◆ **WHAT YOU WILL DO**
Return every line of the items below verbatim, but please leave the pictures out of your answer.

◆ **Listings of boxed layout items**
++++++++
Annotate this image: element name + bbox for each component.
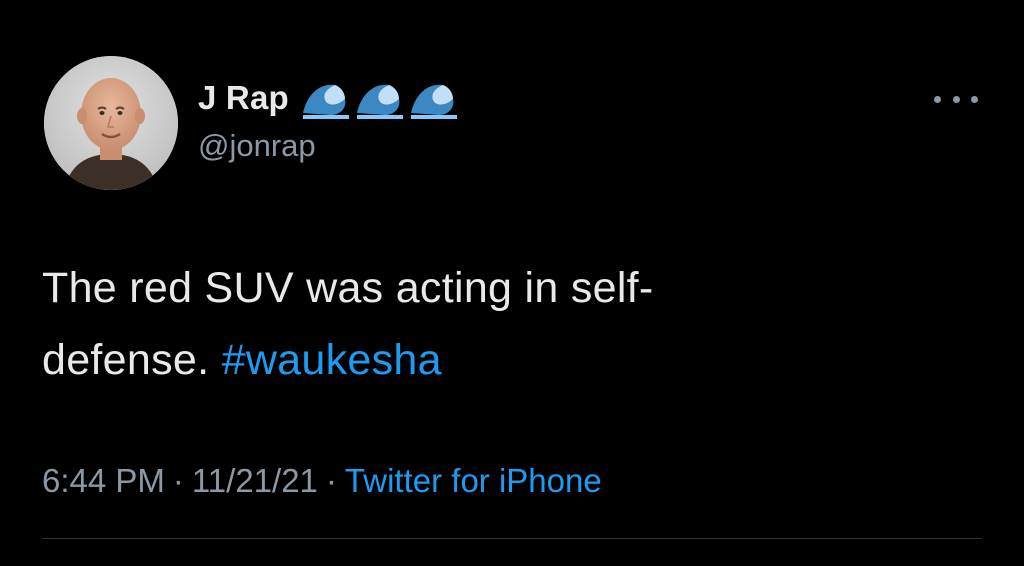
tweet-source-link[interactable]: Twitter for iPhone	[345, 462, 602, 499]
tweet-text-line1: The red SUV was acting in self-	[42, 264, 654, 312]
author-name-row: J Rap	[198, 76, 459, 120]
tweet-text-line2: defense.	[42, 336, 210, 384]
more-options-button[interactable]	[934, 88, 978, 110]
hashtag-link[interactable]: #waukesha	[222, 336, 442, 384]
water-wave-icon	[356, 84, 403, 119]
author-handle[interactable]: @jonrap	[198, 128, 316, 164]
meta-separator: ·	[172, 462, 184, 499]
dot-icon	[971, 95, 978, 103]
tweet-meta: 6:44 PM · 11/21/21 · Twitter for iPhone	[42, 462, 602, 500]
water-wave-icon	[410, 84, 457, 119]
name-emoji-group	[301, 77, 459, 119]
avatar-photo	[44, 56, 178, 190]
tweet-text: The red SUV was acting in self- defense.…	[42, 252, 942, 396]
avatar[interactable]	[44, 56, 178, 190]
display-name[interactable]: J Rap	[198, 79, 289, 117]
tweet-card: J Rap @jonrap The red SUV was acting in …	[0, 0, 1024, 566]
tweet-time[interactable]: 6:44 PM	[42, 462, 165, 499]
meta-separator: ·	[325, 462, 337, 499]
dot-icon	[934, 95, 941, 103]
divider	[42, 538, 982, 539]
water-wave-icon	[302, 84, 349, 119]
tweet-date[interactable]: 11/21/21	[192, 462, 318, 499]
dot-icon	[952, 95, 960, 103]
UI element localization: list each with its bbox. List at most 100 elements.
++++++++
◆ **WORKED ANSWER**
Annotate this image: element name + bbox for each component.
tweet-source-link[interactable]: Twitter for iPhone	[345, 462, 602, 499]
tweet-text-line1: The red SUV was acting in self-	[42, 264, 654, 312]
author-name-row: J Rap	[198, 76, 459, 120]
tweet-text-line2: defense.	[42, 336, 210, 384]
more-options-button[interactable]	[934, 88, 978, 110]
hashtag-link[interactable]: #waukesha	[222, 336, 442, 384]
water-wave-icon	[356, 84, 403, 119]
author-handle[interactable]: @jonrap	[198, 128, 316, 164]
meta-separator: ·	[172, 462, 184, 499]
dot-icon	[971, 95, 978, 103]
tweet-meta: 6:44 PM · 11/21/21 · Twitter for iPhone	[42, 462, 602, 500]
water-wave-icon	[410, 84, 457, 119]
name-emoji-group	[301, 77, 459, 119]
avatar-photo	[44, 56, 178, 190]
tweet-text: The red SUV was acting in self- defense.…	[42, 252, 942, 396]
avatar[interactable]	[44, 56, 178, 190]
display-name[interactable]: J Rap	[198, 79, 289, 117]
tweet-card: J Rap @jonrap The red SUV was acting in …	[0, 0, 1024, 566]
tweet-time[interactable]: 6:44 PM	[42, 462, 165, 499]
meta-separator: ·	[325, 462, 337, 499]
dot-icon	[934, 95, 941, 103]
divider	[42, 538, 982, 539]
water-wave-icon	[302, 84, 349, 119]
tweet-date[interactable]: 11/21/21	[192, 462, 318, 499]
dot-icon	[952, 95, 960, 103]
UI element localization: list each with its bbox. List at most 100 elements.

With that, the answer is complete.